→ **Your objective**
Write out all the entries word for word, but skip any images.

Collected data entries
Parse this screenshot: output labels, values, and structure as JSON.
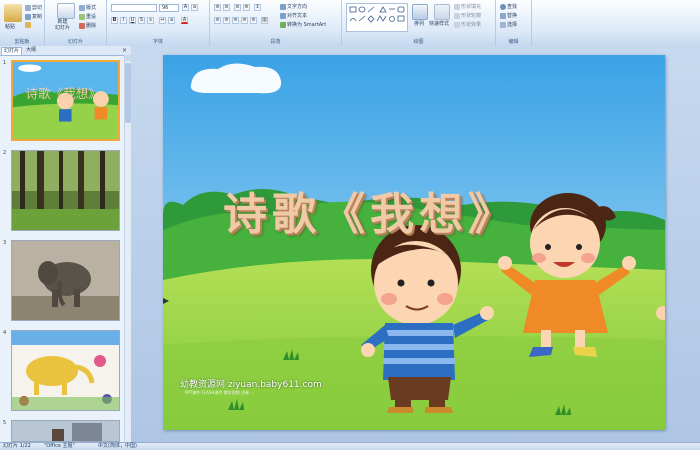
{
  "ribbon": {
    "clipboard": {
      "paste": "粘贴",
      "cut": "剪切",
      "copy": "复制",
      "format_painter": "格式刷",
      "label": "剪贴板"
    },
    "slides": {
      "new_slide": "新建\n幻灯片",
      "layout": "版式",
      "reset": "重设",
      "delete": "删除",
      "label": "幻灯片"
    },
    "font": {
      "font_size": "96",
      "label": "字体"
    },
    "paragraph": {
      "text_direction": "文字方向",
      "align_text": "对齐文本",
      "convert_smartart": "转换为 SmartArt",
      "label": "段落"
    },
    "drawing": {
      "arrange": "排列",
      "quick_styles": "快速样式",
      "shape_fill": "形状填充",
      "shape_outline": "形状轮廓",
      "shape_effects": "形状效果",
      "label": "绘图"
    },
    "editing": {
      "find": "查找",
      "replace": "替换",
      "select": "选择",
      "label": "编辑"
    }
  },
  "pane": {
    "tab_slides": "幻灯片",
    "tab_outline": "大纲",
    "slide_numbers": [
      "1",
      "2",
      "3",
      "4",
      "5"
    ]
  },
  "slide": {
    "title": "诗歌《我想》",
    "watermark": "幼教资源网 ziyuan.baby611.com",
    "watermark_sub": "PPT课件 FLASH课件 教学视频 试卷 ..."
  },
  "status": {
    "slide_counter": "幻灯片 1/22",
    "theme": "\"Office 主题\"",
    "language": "中文(简体，中国)"
  },
  "colors": {
    "sky_top": "#3aa2e6",
    "grass": "#8fd040",
    "title": "#f0c9a6",
    "accent_selection": "#f2a93b"
  }
}
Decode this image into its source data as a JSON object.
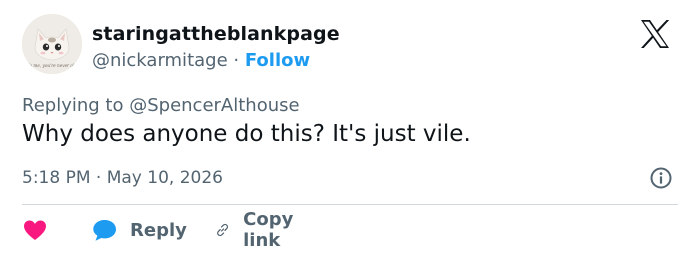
{
  "author": {
    "display_name": "staringattheblankpage",
    "handle": "@nickarmitage",
    "separator": "·",
    "follow_label": "Follow",
    "avatar_caption": "To me, you're never old"
  },
  "replying_to": {
    "prefix": "Replying to",
    "handle": "@SpencerAlthouse"
  },
  "tweet": {
    "text": "Why does anyone do this? It's just vile.",
    "time": "5:18 PM",
    "separator": "·",
    "date": "May 10, 2026"
  },
  "actions": {
    "reply_label": "Reply",
    "copy_link_label": "Copy link"
  },
  "colors": {
    "accent": "#1d9bf0",
    "like": "#f91880",
    "secondary_text": "#536471",
    "primary_text": "#0f1419"
  },
  "icons": [
    "x-logo-icon",
    "info-icon",
    "heart-icon",
    "reply-bubble-icon",
    "link-icon"
  ]
}
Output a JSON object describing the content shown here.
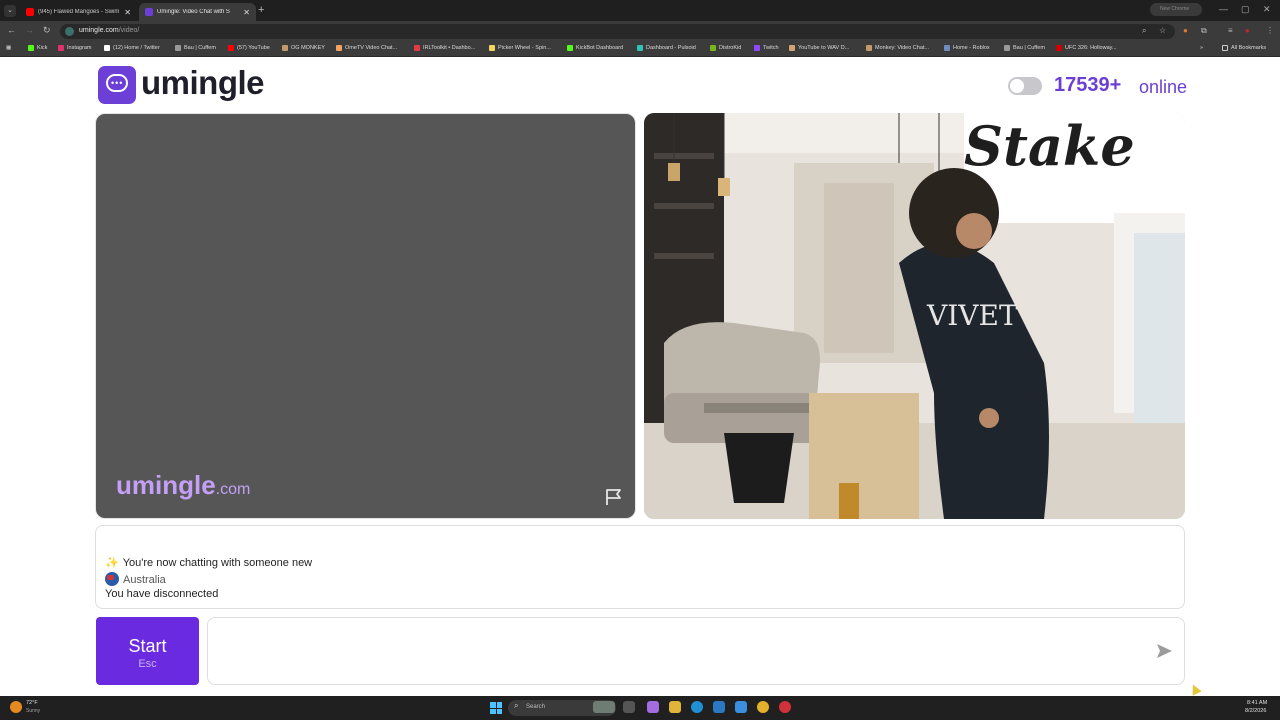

→ **Final result**
Parse this screenshot: output labels, values, and structure as JSON.
{
  "ribbon": {
    "clipboard": {
      "paste": "粘贴",
      "cut": "剪切",
      "copy": "复制",
      "format_painter": "格式刷",
      "label": "剪贴板"
    },
    "slides": {
      "new_slide": "新建\n幻灯片",
      "layout": "版式",
      "reset": "重设",
      "delete": "删除",
      "label": "幻灯片"
    },
    "font": {
      "font_size": "96",
      "label": "字体"
    },
    "paragraph": {
      "text_direction": "文字方向",
      "align_text": "对齐文本",
      "convert_smartart": "转换为 SmartArt",
      "label": "段落"
    },
    "drawing": {
      "arrange": "排列",
      "quick_styles": "快速样式",
      "shape_fill": "形状填充",
      "shape_outline": "形状轮廓",
      "shape_effects": "形状效果",
      "label": "绘图"
    },
    "editing": {
      "find": "查找",
      "replace": "替换",
      "select": "选择",
      "label": "编辑"
    }
  },
  "pane": {
    "tab_slides": "幻灯片",
    "tab_outline": "大纲",
    "slide_numbers": [
      "1",
      "2",
      "3",
      "4",
      "5"
    ]
  },
  "slide": {
    "title": "诗歌《我想》",
    "watermark": "幼教资源网 ziyuan.baby611.com",
    "watermark_sub": "PPT课件 FLASH课件 教学视频 试卷 ..."
  },
  "status": {
    "slide_counter": "幻灯片 1/22",
    "theme": "\"Office 主题\"",
    "language": "中文(简体，中国)"
  },
  "colors": {
    "sky_top": "#3aa2e6",
    "grass": "#8fd040",
    "title": "#f0c9a6",
    "accent_selection": "#f2a93b"
  }
}
Decode this image into its source data as a JSON object.
{
  "author": {
    "display_name": "staringattheblankpage",
    "handle": "@nickarmitage",
    "separator": "·",
    "follow_label": "Follow",
    "avatar_caption": "To me, you're never old"
  },
  "replying_to": {
    "prefix": "Replying to",
    "handle": "@SpencerAlthouse"
  },
  "tweet": {
    "text": "Why does anyone do this? It's just vile.",
    "time": "5:18 PM",
    "separator": "·",
    "date": "May 10, 2026"
  },
  "actions": {
    "reply_label": "Reply",
    "copy_link_label": "Copy link"
  },
  "colors": {
    "accent": "#1d9bf0",
    "like": "#f91880",
    "secondary_text": "#536471",
    "primary_text": "#0f1419"
  },
  "icons": [
    "x-logo-icon",
    "info-icon",
    "heart-icon",
    "reply-bubble-icon",
    "link-icon"
  ]
}
Output a JSON object describing the content shown here.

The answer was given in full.